Exclude the pictures, then copy all remaining records exactly.

Record set.
---------------
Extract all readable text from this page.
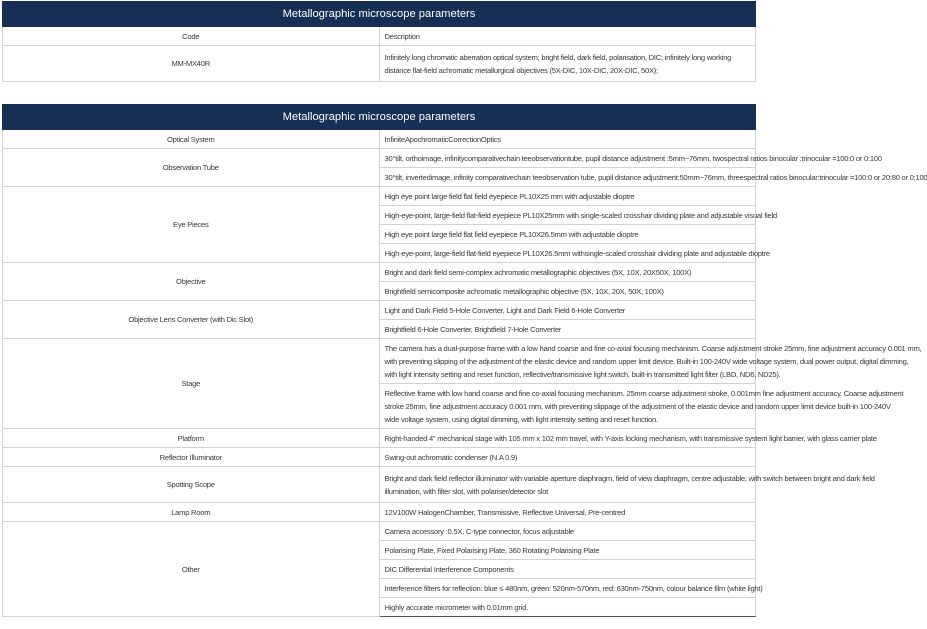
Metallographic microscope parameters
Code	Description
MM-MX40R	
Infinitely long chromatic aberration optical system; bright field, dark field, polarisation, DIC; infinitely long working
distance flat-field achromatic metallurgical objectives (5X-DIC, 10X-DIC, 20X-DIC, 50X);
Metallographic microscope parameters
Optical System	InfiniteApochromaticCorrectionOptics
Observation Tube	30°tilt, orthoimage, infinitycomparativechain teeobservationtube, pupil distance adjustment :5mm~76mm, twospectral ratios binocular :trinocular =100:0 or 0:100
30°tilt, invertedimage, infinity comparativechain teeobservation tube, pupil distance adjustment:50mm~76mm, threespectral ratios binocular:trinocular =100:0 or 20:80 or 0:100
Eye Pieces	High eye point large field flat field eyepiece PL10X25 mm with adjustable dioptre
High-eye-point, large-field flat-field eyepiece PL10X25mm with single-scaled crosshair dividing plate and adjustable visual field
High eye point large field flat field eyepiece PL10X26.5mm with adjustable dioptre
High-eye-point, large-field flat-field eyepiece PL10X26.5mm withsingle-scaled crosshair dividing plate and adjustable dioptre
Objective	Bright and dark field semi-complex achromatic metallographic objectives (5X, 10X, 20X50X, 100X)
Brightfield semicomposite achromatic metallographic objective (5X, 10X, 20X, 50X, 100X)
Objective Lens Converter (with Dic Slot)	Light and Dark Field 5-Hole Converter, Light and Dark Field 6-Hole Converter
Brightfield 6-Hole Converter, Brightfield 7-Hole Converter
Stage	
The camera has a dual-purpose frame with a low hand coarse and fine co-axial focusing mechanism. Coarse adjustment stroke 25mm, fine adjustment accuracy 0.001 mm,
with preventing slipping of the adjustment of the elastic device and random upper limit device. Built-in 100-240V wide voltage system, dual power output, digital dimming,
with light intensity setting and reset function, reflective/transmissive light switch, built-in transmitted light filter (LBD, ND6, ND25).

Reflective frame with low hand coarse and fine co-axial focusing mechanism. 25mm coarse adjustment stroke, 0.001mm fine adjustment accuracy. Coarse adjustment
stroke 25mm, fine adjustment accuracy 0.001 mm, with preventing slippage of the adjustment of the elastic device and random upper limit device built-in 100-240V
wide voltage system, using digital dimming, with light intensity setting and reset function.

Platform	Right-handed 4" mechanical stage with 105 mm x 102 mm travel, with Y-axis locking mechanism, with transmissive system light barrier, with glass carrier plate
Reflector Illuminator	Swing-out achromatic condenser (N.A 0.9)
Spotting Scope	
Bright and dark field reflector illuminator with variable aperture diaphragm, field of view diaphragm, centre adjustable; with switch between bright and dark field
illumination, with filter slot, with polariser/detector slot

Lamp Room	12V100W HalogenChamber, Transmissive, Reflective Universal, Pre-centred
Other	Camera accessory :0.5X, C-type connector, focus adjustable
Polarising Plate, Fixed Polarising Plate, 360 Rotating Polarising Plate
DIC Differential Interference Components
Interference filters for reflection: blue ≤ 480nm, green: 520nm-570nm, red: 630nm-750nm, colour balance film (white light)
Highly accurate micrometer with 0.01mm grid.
---------------
Finished exercise.
Extract all readable text from this page.
Metallographic microscope parameters
Code	Description
MM-MX40R	
Infinitely long chromatic aberration optical system; bright field, dark field, polarisation, DIC; infinitely long working
distance flat-field achromatic metallurgical objectives (5X-DIC, 10X-DIC, 20X-DIC, 50X);
Metallographic microscope parameters
Optical System	InfiniteApochromaticCorrectionOptics
Observation Tube	30°tilt, orthoimage, infinitycomparativechain teeobservationtube, pupil distance adjustment :5mm~76mm, twospectral ratios binocular :trinocular =100:0 or 0:100
30°tilt, invertedimage, infinity comparativechain teeobservation tube, pupil distance adjustment:50mm~76mm, threespectral ratios binocular:trinocular =100:0 or 20:80 or 0:100
Eye Pieces	High eye point large field flat field eyepiece PL10X25 mm with adjustable dioptre
High-eye-point, large-field flat-field eyepiece PL10X25mm with single-scaled crosshair dividing plate and adjustable visual field
High eye point large field flat field eyepiece PL10X26.5mm with adjustable dioptre
High-eye-point, large-field flat-field eyepiece PL10X26.5mm withsingle-scaled crosshair dividing plate and adjustable dioptre
Objective	Bright and dark field semi-complex achromatic metallographic objectives (5X, 10X, 20X50X, 100X)
Brightfield semicomposite achromatic metallographic objective (5X, 10X, 20X, 50X, 100X)
Objective Lens Converter (with Dic Slot)	Light and Dark Field 5-Hole Converter, Light and Dark Field 6-Hole Converter
Brightfield 6-Hole Converter, Brightfield 7-Hole Converter
Stage	
The camera has a dual-purpose frame with a low hand coarse and fine co-axial focusing mechanism. Coarse adjustment stroke 25mm, fine adjustment accuracy 0.001 mm,
with preventing slipping of the adjustment of the elastic device and random upper limit device. Built-in 100-240V wide voltage system, dual power output, digital dimming,
with light intensity setting and reset function, reflective/transmissive light switch, built-in transmitted light filter (LBD, ND6, ND25).

Reflective frame with low hand coarse and fine co-axial focusing mechanism. 25mm coarse adjustment stroke, 0.001mm fine adjustment accuracy. Coarse adjustment
stroke 25mm, fine adjustment accuracy 0.001 mm, with preventing slippage of the adjustment of the elastic device and random upper limit device built-in 100-240V
wide voltage system, using digital dimming, with light intensity setting and reset function.

Platform	Right-handed 4" mechanical stage with 105 mm x 102 mm travel, with Y-axis locking mechanism, with transmissive system light barrier, with glass carrier plate
Reflector Illuminator	Swing-out achromatic condenser (N.A 0.9)
Spotting Scope	
Bright and dark field reflector illuminator with variable aperture diaphragm, field of view diaphragm, centre adjustable; with switch between bright and dark field
illumination, with filter slot, with polariser/detector slot

Lamp Room	12V100W HalogenChamber, Transmissive, Reflective Universal, Pre-centred
Other	Camera accessory :0.5X, C-type connector, focus adjustable
Polarising Plate, Fixed Polarising Plate, 360 Rotating Polarising Plate
DIC Differential Interference Components
Interference filters for reflection: blue ≤ 480nm, green: 520nm-570nm, red: 630nm-750nm, colour balance film (white light)
Highly accurate micrometer with 0.01mm grid.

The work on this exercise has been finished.